### Written task:
Below are records; count the lines that contain "label" and give only the total.

### Excerpted records:
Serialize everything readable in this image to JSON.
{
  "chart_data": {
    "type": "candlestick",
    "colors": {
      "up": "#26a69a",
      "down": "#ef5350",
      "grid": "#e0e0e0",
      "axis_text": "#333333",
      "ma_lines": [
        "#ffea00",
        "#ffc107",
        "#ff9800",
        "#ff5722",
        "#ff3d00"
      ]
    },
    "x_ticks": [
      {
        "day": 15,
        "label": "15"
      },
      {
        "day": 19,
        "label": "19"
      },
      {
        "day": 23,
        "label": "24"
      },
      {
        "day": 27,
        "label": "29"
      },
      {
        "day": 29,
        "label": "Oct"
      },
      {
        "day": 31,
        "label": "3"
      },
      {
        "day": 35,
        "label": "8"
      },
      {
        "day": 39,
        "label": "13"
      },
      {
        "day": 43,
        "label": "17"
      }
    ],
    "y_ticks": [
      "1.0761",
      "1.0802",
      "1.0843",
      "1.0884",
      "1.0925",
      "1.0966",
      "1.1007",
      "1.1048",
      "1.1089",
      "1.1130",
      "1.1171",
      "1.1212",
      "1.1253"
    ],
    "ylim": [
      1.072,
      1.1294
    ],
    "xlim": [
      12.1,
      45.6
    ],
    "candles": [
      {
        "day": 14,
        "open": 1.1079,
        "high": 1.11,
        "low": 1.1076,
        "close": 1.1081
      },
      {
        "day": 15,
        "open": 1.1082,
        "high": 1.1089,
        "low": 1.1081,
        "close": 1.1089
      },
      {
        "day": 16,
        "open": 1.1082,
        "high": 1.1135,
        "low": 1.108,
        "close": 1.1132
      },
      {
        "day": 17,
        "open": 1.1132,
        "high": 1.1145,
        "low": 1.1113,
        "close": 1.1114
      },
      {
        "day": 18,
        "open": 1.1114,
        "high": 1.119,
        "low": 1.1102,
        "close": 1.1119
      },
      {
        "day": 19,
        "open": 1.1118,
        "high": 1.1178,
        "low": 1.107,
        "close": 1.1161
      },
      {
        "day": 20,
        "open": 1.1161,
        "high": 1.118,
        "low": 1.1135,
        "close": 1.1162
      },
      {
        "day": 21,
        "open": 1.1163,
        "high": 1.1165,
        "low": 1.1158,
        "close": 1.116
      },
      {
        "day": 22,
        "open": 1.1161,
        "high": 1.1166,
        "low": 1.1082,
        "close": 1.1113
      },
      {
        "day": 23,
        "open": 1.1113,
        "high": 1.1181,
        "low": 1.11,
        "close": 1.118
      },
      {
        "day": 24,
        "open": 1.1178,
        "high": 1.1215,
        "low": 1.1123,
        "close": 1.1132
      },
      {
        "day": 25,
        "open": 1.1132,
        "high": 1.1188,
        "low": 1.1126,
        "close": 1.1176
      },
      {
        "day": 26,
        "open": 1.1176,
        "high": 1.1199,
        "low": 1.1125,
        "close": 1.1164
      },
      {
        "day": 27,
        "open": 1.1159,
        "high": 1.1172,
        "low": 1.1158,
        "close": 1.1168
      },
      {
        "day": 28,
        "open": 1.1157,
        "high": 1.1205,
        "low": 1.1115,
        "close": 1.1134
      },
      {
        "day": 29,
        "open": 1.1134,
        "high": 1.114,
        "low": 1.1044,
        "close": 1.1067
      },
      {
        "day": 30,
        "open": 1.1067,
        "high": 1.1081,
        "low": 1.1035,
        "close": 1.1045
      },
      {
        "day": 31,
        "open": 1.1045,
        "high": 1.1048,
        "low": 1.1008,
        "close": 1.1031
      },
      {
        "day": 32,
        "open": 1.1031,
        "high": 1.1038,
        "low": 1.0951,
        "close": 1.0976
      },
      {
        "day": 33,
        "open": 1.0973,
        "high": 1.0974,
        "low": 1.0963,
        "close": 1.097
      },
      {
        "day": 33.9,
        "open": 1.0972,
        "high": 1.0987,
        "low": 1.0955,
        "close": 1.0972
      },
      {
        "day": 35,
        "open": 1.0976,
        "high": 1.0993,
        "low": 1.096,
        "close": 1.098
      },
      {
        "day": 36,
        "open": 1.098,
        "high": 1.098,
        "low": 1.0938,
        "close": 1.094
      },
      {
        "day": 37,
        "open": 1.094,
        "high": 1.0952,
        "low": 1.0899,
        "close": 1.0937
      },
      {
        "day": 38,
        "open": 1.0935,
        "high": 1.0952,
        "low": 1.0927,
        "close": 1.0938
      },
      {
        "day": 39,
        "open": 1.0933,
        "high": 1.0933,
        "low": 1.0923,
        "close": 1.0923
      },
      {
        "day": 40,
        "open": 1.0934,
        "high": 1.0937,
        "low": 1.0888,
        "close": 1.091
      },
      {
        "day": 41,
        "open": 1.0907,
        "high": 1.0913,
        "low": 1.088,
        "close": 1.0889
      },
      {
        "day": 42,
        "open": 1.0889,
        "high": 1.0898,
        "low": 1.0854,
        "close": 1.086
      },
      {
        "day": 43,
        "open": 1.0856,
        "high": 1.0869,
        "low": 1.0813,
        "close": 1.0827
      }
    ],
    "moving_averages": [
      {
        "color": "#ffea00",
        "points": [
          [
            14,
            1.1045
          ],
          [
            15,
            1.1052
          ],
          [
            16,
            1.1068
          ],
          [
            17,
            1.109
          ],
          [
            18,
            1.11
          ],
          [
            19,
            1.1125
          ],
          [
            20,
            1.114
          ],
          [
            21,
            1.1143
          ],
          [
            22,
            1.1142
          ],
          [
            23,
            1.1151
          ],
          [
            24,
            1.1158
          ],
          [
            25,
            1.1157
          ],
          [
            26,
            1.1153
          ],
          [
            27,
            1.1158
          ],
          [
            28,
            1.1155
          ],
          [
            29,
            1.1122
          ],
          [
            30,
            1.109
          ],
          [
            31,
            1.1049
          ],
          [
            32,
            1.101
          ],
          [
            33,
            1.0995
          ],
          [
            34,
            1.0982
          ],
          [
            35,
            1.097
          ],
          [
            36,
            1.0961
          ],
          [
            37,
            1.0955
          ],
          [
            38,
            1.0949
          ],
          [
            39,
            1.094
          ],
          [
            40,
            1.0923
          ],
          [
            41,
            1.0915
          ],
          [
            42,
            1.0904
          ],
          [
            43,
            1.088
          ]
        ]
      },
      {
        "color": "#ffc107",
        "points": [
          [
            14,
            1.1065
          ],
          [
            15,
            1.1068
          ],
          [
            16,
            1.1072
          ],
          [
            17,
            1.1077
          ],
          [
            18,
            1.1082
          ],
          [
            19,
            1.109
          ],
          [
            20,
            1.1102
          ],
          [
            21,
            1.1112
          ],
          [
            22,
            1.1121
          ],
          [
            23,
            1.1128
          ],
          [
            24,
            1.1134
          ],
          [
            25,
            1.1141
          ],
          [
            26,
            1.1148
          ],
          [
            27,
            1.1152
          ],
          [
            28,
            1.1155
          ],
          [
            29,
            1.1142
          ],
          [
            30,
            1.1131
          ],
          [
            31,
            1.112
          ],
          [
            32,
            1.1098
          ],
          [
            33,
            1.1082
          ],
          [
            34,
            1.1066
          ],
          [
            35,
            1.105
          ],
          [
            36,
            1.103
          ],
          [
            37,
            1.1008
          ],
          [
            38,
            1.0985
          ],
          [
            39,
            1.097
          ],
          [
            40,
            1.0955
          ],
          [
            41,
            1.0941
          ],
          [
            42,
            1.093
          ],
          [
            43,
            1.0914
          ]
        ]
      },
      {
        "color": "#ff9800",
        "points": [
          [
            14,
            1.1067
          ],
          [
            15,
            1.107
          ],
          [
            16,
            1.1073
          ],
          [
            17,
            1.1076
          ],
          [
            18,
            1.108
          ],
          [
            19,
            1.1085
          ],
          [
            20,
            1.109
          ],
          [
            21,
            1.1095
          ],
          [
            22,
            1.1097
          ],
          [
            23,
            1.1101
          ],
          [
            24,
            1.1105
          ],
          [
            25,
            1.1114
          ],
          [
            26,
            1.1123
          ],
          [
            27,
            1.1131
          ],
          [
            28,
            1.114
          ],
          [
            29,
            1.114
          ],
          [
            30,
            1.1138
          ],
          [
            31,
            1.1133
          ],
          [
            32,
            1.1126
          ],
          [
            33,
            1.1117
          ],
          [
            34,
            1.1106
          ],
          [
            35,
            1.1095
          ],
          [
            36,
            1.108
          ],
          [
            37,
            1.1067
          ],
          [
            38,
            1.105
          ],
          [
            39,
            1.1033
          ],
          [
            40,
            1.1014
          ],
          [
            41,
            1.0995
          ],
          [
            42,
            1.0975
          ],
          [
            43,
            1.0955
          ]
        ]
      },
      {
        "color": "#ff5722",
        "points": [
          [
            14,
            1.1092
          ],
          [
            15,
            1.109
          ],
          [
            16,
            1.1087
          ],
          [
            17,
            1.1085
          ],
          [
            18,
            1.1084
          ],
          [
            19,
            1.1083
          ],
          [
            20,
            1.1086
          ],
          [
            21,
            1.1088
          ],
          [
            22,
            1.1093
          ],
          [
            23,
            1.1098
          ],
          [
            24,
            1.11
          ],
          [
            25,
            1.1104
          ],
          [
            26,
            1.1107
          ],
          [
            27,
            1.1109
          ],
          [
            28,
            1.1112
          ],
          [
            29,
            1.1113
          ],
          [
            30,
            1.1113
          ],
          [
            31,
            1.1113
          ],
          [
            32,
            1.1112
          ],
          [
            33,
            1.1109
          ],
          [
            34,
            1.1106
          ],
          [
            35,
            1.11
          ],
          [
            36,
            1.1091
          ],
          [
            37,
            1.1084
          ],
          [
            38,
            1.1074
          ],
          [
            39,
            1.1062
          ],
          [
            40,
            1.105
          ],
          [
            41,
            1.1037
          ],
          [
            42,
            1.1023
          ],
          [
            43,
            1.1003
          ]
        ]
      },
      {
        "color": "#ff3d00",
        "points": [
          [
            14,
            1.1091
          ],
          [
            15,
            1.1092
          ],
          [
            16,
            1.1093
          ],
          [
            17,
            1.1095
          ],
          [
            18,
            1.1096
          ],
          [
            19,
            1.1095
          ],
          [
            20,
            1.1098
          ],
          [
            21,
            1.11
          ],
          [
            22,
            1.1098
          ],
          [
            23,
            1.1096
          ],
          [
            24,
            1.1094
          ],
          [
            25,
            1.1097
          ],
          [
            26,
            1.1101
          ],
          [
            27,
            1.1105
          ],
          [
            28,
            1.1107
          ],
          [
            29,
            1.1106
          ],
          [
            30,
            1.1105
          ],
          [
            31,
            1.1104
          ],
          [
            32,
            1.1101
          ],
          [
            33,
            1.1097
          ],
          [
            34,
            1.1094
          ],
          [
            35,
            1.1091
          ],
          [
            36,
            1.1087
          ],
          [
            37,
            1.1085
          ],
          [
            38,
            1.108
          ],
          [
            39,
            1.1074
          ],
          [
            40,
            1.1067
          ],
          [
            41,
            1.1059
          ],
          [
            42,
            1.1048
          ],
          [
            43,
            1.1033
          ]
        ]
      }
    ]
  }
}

### Exercise solution:
9